**TO BE DONE:**
Give the number of lines in the records below that include "Δήλωση". Reply with that number alone.

Records from a dataset
● ● ●

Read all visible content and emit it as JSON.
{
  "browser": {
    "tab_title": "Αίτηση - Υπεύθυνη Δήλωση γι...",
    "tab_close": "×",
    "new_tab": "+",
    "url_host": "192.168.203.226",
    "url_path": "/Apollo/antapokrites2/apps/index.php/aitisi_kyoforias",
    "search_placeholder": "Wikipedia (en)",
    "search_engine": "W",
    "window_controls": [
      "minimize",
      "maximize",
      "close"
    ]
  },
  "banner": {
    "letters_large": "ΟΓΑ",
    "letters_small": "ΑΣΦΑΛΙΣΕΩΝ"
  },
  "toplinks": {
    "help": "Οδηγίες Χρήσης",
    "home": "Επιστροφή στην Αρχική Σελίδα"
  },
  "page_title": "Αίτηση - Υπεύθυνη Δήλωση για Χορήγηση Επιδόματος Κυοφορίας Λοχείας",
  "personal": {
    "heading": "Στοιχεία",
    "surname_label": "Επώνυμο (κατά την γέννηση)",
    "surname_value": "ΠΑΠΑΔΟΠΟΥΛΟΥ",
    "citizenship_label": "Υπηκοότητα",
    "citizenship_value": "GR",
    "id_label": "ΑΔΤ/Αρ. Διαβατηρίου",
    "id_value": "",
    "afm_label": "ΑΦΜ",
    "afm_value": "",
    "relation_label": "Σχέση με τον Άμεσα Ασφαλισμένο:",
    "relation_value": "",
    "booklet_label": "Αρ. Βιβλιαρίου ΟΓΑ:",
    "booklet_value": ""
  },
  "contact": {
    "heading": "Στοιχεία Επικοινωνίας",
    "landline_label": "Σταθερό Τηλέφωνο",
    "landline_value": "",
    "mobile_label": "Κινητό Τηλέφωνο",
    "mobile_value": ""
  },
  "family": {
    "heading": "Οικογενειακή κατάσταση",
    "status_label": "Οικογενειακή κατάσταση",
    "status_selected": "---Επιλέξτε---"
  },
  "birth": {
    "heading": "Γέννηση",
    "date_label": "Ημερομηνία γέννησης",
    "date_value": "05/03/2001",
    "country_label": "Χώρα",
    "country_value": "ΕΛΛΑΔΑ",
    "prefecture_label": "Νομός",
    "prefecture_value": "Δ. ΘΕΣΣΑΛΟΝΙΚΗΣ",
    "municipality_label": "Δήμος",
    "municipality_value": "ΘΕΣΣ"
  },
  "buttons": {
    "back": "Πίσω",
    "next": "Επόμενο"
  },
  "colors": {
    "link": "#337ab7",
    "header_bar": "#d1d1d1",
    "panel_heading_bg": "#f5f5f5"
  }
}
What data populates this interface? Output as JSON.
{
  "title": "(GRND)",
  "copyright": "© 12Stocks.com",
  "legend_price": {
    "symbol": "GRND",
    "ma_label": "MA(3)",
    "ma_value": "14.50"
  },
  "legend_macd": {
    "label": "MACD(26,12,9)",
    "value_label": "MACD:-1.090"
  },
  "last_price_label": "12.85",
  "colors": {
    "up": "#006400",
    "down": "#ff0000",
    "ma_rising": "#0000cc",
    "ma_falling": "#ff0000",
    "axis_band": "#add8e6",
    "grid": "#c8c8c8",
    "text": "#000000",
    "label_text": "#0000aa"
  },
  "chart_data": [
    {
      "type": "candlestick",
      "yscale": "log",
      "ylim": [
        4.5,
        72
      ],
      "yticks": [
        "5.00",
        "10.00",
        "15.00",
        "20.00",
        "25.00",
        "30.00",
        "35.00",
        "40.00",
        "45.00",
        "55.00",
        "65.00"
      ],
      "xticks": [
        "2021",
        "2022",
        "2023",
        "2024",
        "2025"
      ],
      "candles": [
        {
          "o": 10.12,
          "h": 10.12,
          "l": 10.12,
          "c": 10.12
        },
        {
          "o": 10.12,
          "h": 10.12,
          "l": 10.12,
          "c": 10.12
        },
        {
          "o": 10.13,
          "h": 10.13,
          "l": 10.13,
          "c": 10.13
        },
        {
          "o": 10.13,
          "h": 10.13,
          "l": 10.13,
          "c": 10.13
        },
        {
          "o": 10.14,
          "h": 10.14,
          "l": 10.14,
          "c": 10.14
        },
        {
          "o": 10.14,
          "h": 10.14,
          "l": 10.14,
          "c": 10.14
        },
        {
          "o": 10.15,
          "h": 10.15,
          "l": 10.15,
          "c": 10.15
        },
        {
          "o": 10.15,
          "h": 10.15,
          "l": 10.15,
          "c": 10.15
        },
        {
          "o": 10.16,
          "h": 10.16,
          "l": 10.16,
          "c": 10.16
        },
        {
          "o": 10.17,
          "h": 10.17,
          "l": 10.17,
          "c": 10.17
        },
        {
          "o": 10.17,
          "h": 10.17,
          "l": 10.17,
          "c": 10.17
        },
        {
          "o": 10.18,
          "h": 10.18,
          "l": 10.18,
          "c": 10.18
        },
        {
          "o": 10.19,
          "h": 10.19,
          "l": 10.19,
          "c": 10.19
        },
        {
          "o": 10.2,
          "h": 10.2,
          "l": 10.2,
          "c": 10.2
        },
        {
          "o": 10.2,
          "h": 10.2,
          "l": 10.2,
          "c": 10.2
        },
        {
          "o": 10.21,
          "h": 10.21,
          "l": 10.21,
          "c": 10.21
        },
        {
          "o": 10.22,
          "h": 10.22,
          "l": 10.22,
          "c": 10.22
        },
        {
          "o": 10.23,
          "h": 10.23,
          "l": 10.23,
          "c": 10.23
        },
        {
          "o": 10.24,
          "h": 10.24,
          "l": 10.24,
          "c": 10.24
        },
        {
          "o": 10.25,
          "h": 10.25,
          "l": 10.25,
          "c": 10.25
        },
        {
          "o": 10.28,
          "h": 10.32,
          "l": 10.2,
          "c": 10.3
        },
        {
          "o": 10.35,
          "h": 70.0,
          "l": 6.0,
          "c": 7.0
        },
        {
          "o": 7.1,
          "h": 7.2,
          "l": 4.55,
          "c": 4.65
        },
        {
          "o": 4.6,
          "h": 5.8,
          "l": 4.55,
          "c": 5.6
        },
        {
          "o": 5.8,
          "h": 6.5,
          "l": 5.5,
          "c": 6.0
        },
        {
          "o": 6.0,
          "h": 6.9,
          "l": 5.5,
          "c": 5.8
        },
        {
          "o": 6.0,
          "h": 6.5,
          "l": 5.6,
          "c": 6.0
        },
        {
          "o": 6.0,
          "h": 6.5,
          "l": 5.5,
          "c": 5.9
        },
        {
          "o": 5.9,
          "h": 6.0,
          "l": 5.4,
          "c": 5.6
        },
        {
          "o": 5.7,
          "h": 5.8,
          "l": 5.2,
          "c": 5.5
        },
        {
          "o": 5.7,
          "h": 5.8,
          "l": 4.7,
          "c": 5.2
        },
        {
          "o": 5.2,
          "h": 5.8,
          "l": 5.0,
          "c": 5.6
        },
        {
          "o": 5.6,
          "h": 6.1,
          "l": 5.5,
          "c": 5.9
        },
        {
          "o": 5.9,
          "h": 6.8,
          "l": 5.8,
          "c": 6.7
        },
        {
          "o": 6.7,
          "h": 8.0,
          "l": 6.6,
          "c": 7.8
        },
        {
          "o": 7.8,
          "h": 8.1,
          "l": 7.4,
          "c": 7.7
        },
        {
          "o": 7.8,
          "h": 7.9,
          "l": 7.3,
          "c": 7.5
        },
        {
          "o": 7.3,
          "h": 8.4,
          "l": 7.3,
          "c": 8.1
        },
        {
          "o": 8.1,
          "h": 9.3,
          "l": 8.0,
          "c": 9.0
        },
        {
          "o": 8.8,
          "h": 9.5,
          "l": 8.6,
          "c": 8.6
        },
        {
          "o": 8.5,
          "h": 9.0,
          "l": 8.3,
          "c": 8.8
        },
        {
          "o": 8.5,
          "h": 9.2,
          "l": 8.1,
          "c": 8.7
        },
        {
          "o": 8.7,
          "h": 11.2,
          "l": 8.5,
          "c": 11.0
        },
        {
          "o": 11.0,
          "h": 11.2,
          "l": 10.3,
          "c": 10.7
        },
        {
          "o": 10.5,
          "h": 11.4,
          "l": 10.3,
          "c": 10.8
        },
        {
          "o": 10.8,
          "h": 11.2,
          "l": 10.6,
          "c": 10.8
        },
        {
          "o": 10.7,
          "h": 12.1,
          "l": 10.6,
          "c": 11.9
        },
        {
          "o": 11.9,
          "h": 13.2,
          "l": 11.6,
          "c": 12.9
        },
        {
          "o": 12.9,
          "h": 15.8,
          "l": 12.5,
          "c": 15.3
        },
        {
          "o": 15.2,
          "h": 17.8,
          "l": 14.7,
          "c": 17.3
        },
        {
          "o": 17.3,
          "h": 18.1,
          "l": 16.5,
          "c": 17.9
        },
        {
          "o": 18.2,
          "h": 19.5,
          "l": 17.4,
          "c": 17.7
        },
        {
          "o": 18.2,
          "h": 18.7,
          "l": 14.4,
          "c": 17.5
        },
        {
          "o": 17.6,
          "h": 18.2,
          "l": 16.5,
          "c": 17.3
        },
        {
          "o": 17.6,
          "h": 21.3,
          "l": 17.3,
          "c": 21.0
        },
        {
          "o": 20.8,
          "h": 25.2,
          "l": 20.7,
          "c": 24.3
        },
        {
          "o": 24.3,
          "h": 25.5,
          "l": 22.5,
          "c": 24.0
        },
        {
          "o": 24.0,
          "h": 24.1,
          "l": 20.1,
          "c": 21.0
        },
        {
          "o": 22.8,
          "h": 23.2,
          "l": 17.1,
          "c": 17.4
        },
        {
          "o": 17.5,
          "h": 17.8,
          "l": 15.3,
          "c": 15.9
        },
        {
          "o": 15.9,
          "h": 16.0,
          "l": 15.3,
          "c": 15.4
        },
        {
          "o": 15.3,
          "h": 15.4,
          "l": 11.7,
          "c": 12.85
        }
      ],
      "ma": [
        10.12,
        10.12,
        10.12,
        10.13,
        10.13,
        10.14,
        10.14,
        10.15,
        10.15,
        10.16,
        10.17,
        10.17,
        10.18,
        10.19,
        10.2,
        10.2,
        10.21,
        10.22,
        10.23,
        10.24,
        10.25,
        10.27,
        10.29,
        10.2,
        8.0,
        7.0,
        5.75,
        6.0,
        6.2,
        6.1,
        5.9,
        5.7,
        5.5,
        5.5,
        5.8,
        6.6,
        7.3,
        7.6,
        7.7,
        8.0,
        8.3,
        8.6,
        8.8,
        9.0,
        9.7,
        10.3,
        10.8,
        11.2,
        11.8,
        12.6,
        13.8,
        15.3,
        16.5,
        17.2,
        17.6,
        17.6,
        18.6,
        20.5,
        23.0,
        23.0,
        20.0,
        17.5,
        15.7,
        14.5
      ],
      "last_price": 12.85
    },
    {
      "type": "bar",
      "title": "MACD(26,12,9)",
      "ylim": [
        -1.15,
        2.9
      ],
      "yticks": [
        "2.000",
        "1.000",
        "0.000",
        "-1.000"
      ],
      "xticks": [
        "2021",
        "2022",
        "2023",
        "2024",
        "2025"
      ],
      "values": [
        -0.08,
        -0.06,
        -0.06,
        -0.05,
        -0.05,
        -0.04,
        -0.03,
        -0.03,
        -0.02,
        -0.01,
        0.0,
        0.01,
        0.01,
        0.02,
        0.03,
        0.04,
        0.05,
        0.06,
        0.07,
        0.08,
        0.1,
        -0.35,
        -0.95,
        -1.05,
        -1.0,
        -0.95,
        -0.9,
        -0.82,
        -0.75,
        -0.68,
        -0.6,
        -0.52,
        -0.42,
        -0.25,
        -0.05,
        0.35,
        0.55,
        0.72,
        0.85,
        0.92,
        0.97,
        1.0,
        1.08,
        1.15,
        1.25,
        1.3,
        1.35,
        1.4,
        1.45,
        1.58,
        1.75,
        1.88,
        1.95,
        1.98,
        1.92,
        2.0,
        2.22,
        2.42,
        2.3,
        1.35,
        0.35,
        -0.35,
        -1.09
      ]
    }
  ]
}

● ● ●

**FINAL RESULT:**
2